### INPUT FOR THIS TASK
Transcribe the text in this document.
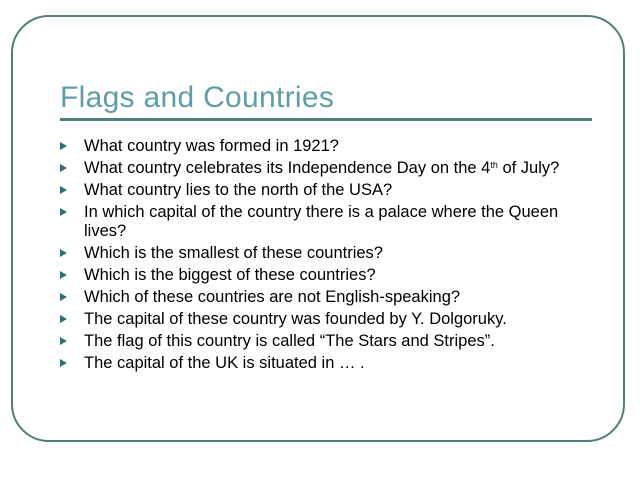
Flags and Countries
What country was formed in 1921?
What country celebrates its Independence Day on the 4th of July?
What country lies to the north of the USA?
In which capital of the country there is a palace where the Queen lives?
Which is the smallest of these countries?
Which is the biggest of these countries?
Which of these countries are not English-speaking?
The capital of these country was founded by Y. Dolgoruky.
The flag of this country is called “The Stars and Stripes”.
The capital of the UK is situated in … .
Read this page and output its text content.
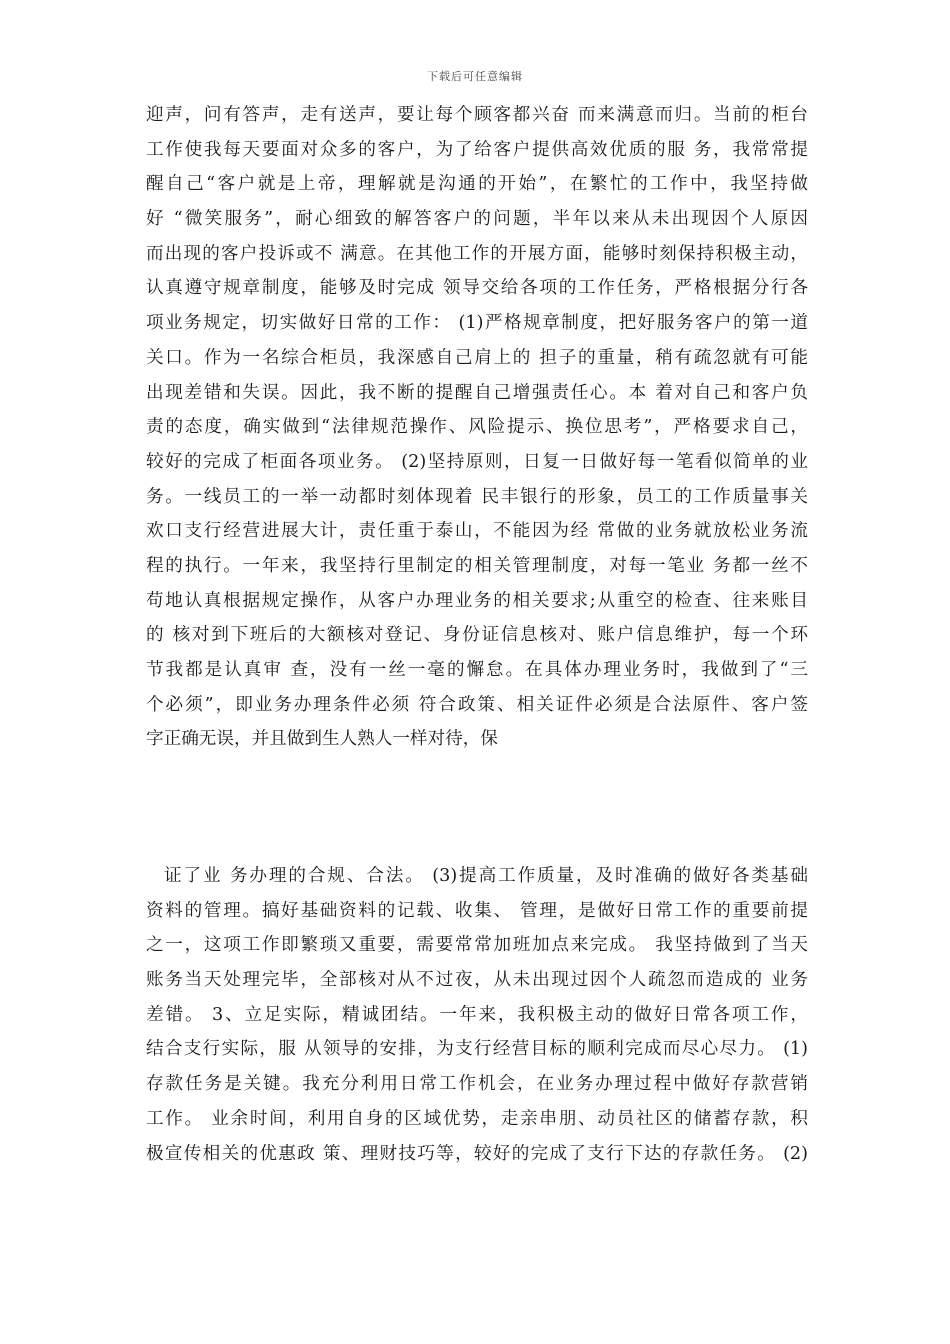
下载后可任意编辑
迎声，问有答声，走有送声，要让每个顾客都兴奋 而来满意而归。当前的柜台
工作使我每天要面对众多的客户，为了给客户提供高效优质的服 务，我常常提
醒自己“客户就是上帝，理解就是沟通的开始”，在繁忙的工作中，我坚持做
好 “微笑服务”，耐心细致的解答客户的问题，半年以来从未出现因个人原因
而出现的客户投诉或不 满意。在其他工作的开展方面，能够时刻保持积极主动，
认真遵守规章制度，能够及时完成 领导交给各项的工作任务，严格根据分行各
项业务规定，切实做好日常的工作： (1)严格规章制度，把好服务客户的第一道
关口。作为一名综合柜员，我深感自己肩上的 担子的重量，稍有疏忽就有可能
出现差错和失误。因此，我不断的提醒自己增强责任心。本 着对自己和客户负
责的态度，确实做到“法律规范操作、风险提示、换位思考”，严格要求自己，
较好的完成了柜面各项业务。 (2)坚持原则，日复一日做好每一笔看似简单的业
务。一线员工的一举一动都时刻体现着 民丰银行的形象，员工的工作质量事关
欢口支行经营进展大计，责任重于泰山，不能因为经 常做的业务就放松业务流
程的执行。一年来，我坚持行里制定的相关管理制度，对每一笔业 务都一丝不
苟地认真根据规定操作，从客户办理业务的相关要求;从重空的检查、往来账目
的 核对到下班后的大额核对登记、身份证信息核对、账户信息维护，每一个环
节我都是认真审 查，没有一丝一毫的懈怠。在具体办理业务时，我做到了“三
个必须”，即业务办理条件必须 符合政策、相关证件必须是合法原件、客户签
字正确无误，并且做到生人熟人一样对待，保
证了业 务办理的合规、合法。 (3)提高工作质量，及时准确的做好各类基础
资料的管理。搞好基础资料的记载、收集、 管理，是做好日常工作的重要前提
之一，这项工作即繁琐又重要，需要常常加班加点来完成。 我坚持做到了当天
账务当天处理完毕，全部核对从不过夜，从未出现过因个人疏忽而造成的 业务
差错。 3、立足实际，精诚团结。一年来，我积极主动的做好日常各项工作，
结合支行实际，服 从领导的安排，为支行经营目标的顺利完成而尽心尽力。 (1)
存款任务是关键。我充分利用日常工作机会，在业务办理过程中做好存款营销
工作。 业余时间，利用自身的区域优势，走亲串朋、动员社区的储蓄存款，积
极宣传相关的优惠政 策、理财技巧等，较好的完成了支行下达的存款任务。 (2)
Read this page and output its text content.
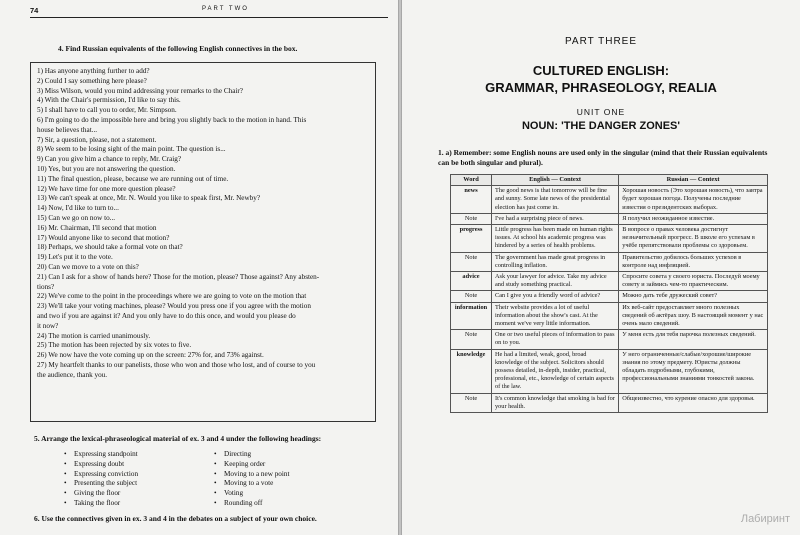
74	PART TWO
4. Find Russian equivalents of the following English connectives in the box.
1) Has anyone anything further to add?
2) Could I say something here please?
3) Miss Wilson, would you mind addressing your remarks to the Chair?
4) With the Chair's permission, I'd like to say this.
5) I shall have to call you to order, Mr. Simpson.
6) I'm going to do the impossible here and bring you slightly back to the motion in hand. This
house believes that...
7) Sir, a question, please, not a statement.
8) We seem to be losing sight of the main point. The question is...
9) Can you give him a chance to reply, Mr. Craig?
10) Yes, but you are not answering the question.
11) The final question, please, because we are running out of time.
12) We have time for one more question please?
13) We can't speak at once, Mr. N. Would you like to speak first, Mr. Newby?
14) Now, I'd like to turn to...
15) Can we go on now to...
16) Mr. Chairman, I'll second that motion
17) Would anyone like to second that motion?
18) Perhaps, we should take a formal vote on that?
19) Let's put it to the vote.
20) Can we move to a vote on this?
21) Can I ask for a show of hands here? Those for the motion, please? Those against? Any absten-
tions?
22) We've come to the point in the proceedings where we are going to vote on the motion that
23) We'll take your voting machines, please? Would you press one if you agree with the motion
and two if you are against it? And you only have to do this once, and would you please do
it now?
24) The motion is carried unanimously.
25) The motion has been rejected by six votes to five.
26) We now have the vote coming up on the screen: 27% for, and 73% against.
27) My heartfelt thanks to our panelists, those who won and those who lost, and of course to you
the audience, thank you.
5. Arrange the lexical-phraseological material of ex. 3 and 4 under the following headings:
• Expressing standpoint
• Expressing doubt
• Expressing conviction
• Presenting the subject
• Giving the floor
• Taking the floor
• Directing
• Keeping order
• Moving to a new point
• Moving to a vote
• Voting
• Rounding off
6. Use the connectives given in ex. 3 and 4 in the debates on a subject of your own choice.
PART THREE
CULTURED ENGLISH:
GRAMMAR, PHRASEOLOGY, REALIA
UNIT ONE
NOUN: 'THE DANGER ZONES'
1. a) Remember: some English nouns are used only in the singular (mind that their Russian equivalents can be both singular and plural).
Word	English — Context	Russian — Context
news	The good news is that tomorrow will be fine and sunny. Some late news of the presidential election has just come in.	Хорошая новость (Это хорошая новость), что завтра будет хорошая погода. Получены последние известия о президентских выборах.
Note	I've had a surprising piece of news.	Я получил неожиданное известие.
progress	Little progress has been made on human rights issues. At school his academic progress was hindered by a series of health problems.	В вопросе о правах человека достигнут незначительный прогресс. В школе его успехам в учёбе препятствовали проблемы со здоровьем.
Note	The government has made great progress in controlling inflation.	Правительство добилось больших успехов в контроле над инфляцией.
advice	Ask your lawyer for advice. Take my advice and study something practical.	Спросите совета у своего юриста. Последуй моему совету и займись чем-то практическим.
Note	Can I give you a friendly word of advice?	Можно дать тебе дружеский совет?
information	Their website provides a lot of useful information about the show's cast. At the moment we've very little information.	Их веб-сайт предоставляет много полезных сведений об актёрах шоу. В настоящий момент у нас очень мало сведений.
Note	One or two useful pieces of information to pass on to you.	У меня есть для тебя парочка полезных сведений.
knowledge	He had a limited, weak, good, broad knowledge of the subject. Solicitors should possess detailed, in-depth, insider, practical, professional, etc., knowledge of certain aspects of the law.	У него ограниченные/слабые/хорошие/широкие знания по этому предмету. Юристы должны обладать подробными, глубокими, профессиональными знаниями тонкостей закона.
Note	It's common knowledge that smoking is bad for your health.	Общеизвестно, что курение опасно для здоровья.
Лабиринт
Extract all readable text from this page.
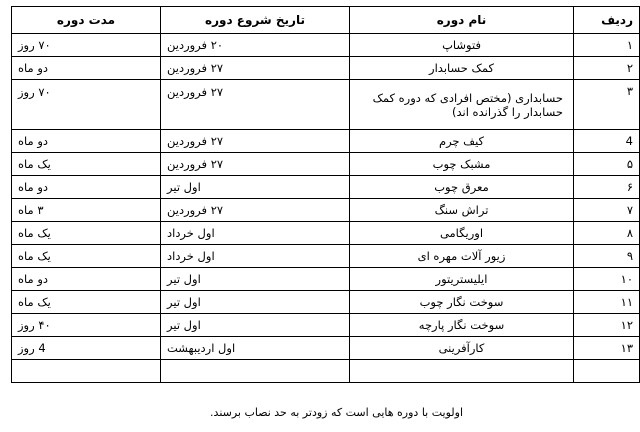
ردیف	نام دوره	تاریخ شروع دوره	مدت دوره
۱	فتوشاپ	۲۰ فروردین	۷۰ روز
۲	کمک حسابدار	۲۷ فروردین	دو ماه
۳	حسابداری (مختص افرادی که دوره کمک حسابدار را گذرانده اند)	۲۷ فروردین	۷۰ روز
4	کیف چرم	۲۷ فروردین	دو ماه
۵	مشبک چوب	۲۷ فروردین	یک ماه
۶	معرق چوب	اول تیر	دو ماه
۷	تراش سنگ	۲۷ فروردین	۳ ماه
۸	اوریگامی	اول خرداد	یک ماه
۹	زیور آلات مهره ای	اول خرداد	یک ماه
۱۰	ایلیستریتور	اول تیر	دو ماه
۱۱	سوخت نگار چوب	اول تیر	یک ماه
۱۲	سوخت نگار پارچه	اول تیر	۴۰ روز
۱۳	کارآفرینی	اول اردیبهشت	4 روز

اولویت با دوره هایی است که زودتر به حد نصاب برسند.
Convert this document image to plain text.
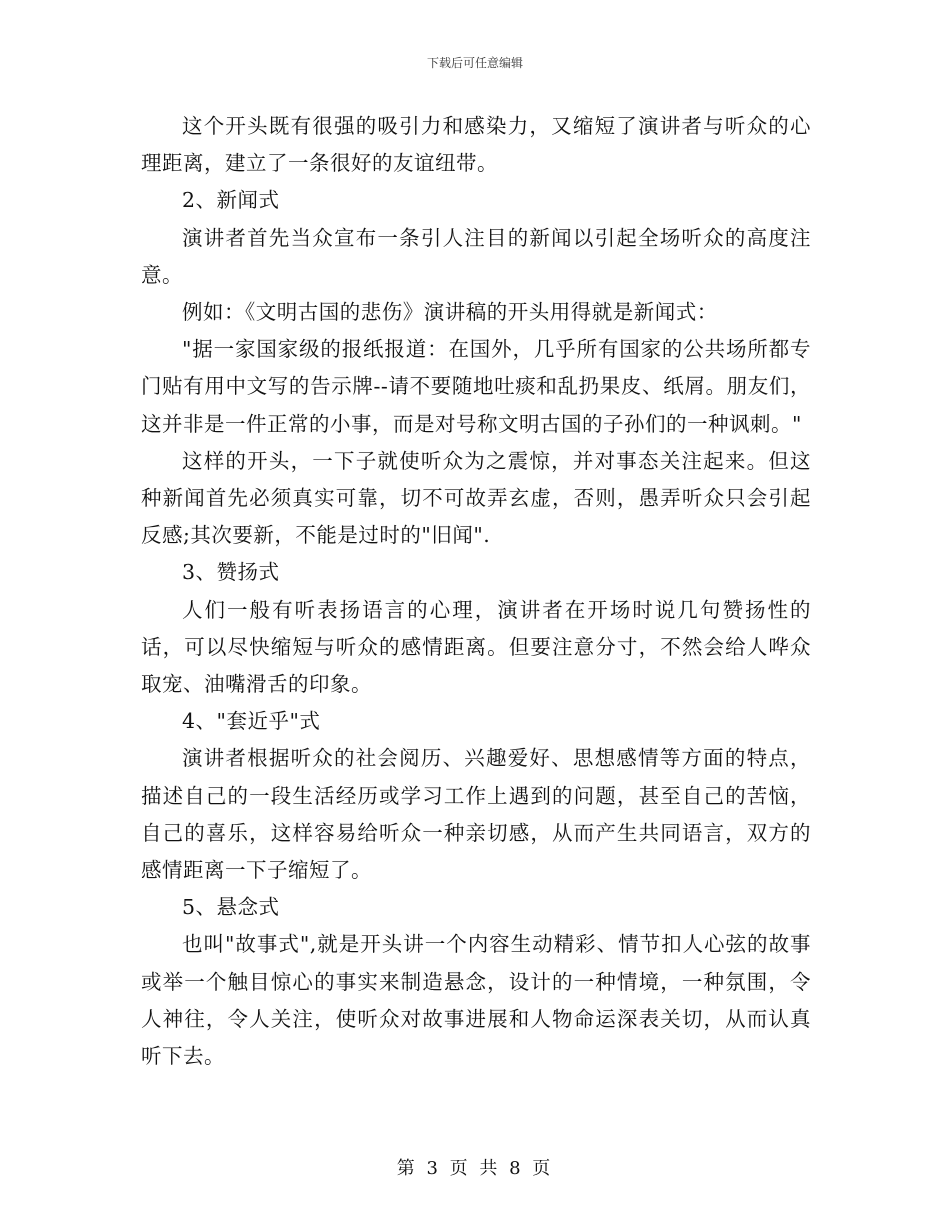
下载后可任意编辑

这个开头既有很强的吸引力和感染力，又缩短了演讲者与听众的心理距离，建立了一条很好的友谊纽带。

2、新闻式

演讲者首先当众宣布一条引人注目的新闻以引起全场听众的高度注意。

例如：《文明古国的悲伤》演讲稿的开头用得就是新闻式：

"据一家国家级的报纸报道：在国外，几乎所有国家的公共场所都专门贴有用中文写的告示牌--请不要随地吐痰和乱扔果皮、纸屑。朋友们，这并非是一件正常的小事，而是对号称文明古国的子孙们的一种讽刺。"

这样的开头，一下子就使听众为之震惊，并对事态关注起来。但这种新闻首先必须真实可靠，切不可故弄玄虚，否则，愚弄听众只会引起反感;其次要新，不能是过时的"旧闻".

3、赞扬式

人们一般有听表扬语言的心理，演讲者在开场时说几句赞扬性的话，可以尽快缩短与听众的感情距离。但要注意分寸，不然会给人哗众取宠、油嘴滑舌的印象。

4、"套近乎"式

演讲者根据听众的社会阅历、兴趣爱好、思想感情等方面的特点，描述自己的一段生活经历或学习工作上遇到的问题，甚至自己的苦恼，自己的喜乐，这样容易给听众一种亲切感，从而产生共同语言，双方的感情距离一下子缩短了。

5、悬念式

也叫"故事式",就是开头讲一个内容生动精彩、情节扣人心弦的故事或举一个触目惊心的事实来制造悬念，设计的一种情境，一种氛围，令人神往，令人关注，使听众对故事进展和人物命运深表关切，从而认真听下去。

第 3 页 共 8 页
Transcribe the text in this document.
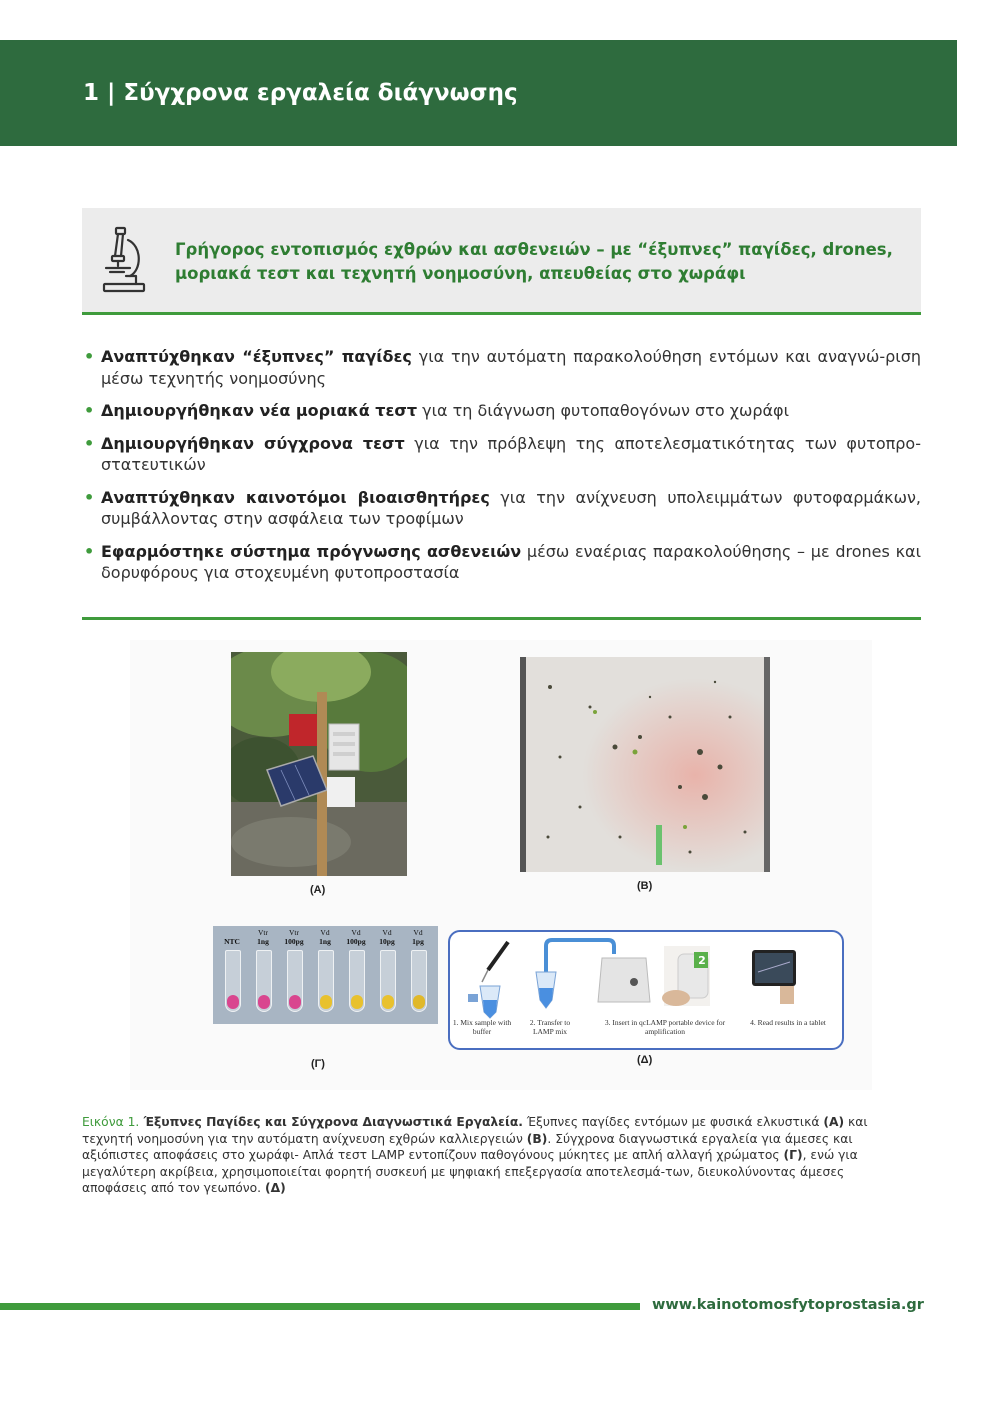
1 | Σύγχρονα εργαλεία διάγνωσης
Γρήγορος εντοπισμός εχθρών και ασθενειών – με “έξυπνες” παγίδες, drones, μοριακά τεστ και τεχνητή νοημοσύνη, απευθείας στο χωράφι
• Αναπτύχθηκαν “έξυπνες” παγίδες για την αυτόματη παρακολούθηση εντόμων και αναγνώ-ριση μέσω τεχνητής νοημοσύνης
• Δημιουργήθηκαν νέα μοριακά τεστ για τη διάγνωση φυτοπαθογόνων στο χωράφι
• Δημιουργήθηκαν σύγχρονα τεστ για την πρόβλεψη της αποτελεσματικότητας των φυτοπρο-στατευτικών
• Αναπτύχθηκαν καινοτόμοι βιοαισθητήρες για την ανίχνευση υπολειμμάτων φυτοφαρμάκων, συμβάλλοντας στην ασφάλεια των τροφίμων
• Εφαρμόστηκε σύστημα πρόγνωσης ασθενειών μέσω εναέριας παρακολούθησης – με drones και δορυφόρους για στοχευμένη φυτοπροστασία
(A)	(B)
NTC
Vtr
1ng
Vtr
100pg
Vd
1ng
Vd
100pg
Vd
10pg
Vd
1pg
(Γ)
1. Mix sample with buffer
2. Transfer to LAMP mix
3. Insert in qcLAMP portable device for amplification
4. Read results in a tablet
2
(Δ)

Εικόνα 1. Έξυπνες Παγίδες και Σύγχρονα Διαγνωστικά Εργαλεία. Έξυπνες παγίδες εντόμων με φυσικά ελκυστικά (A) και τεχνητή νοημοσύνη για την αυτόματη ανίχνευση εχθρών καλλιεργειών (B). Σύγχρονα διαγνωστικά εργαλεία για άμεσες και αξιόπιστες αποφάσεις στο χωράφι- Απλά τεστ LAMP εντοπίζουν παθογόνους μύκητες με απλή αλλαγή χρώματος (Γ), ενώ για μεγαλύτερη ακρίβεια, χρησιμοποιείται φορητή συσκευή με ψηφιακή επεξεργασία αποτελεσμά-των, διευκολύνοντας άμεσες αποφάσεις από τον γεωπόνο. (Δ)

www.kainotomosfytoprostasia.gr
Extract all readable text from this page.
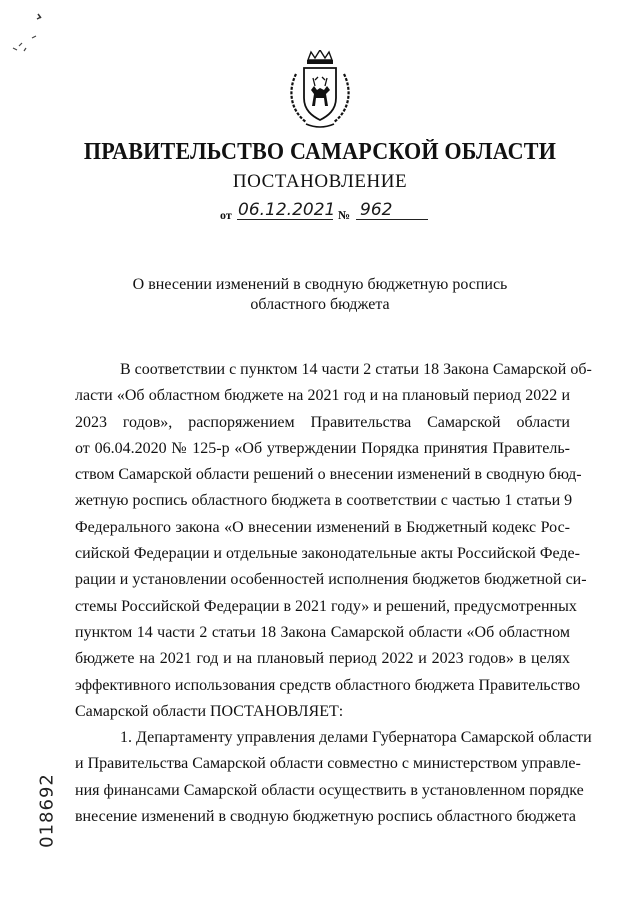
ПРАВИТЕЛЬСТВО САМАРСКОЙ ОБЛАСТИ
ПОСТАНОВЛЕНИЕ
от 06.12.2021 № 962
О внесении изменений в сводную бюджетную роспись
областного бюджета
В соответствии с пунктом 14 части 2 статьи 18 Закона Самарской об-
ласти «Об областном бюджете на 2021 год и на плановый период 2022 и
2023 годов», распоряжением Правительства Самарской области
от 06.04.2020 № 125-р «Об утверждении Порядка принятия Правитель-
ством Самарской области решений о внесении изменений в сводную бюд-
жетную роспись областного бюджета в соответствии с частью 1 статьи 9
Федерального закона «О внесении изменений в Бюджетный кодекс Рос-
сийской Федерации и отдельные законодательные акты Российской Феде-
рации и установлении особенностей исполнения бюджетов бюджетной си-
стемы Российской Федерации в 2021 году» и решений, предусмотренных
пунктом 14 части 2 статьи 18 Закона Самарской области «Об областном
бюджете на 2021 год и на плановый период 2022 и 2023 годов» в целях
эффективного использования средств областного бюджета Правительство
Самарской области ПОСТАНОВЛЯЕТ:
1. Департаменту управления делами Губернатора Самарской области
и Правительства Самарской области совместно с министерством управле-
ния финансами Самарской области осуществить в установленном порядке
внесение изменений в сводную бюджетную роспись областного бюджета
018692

### WORK REQUIRED
The answer is a single number, the count of lines in the records that contain the string "نگار".

### OUTPUT OF THE TASK
2